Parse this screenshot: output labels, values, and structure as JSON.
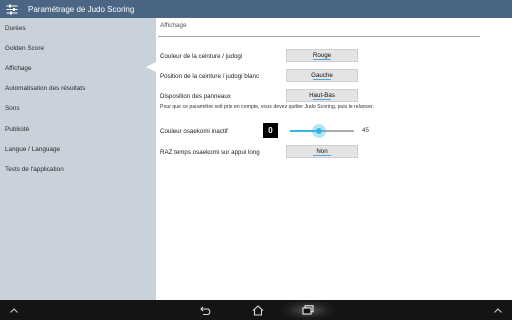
{
  "action_bar": {
    "title": "Paramétrage de Judo Scoring",
    "icon": "settings-sliders-icon"
  },
  "left_nav": {
    "items": [
      {
        "label": "Durées"
      },
      {
        "label": "Golden Score"
      },
      {
        "label": "Affichage"
      },
      {
        "label": "Automatisation des résultats"
      },
      {
        "label": "Sons"
      },
      {
        "label": "Publicité"
      },
      {
        "label": "Langue / Language"
      },
      {
        "label": "Tests de l'application"
      }
    ],
    "active_index": 2
  },
  "content": {
    "section_title": "Affichage",
    "belt_color": {
      "label": "Couleur de la ceinture / judogi",
      "value": "Rouge"
    },
    "belt_position": {
      "label": "Position de la ceinture / judogi blanc",
      "value": "Gauche"
    },
    "panel_layout": {
      "label": "Disposition des panneaux",
      "value": "Haut-Bas"
    },
    "restart_note": "Pour que ce paramètre soit pris en compte, vous devez quitter Judo Scoring, puis le relancer.",
    "osaekomi_color": {
      "label": "Couleur osaekomi inactif",
      "swatch_text": "0",
      "slider_value": "45",
      "slider_fraction": 0.45
    },
    "reset_osaekomi": {
      "label": "RAZ temps osaekomi sur appui long",
      "value": "Non"
    }
  },
  "colors": {
    "action_bar": "#4b6584",
    "left_panel": "#c9d2db",
    "accent": "#33b5e5",
    "nav_bar": "#141414"
  },
  "nav_bar": {
    "icons": [
      "chevron-up-left-icon",
      "back-icon",
      "home-icon",
      "recent-apps-icon",
      "chevron-up-right-icon"
    ]
  }
}
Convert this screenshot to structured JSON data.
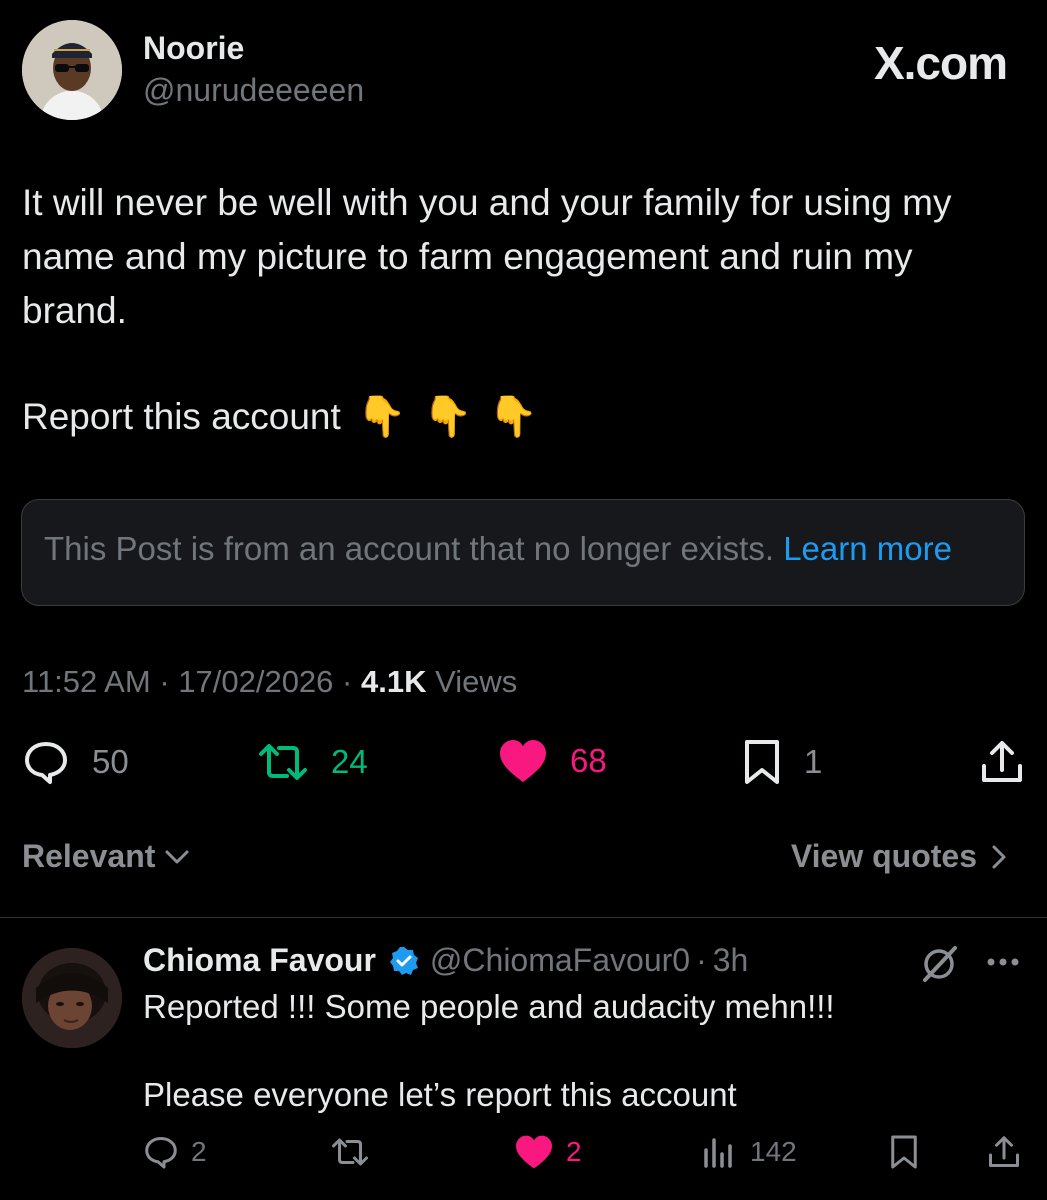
{
  "post": {
    "author_name": "Noorie",
    "author_handle": "@nurudeeeeen",
    "site_label": "X.com",
    "text_line1": "It will never be well with you and your family for using my name and my picture to farm engagement and ruin my brand.",
    "text_line2": "Report this account",
    "emoji": "👇",
    "notice_text": "This Post is from an account that no longer exists.",
    "notice_link": "Learn more",
    "time": "11:52 AM",
    "date": "17/02/2026",
    "views_count": "4.1K",
    "views_label": "Views",
    "separator": "·",
    "replies": "50",
    "reposts": "24",
    "likes": "68",
    "bookmarks": "1"
  },
  "controls": {
    "sort_label": "Relevant",
    "view_quotes_label": "View quotes"
  },
  "reply": {
    "author_name": "Chioma Favour",
    "author_handle": "@ChiomaFavour0",
    "age": "3h",
    "separator": "·",
    "line1": "Reported !!! Some people and audacity mehn!!!",
    "line2": "Please everyone let’s report this account",
    "replies": "2",
    "likes": "2",
    "views": "142"
  },
  "colors": {
    "background": "#000000",
    "text_primary": "#e7e9ea",
    "text_secondary": "#71767b",
    "link": "#1d9bf0",
    "repost_green": "#00ba7c",
    "like_pink": "#f91880",
    "verified_blue": "#1d9bf0"
  },
  "icons": {
    "reply": "speech-bubble-icon",
    "repost": "repost-arrows-icon",
    "like": "heart-icon",
    "bookmark": "bookmark-icon",
    "share": "share-icon",
    "views": "bar-chart-icon",
    "grok": "grok-icon",
    "more": "ellipsis-icon",
    "verified": "verified-badge-icon"
  }
}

──────────────────────────────

* Set problem *
Show every line from the entries above in which the word "Scoring" appears.

* Task result *
    "title": "Paramétrage de Judo Scoring",
    "restart_note": "Pour que ce paramètre soit pris en compte, vous devez quitter Judo Scoring, puis le relancer.",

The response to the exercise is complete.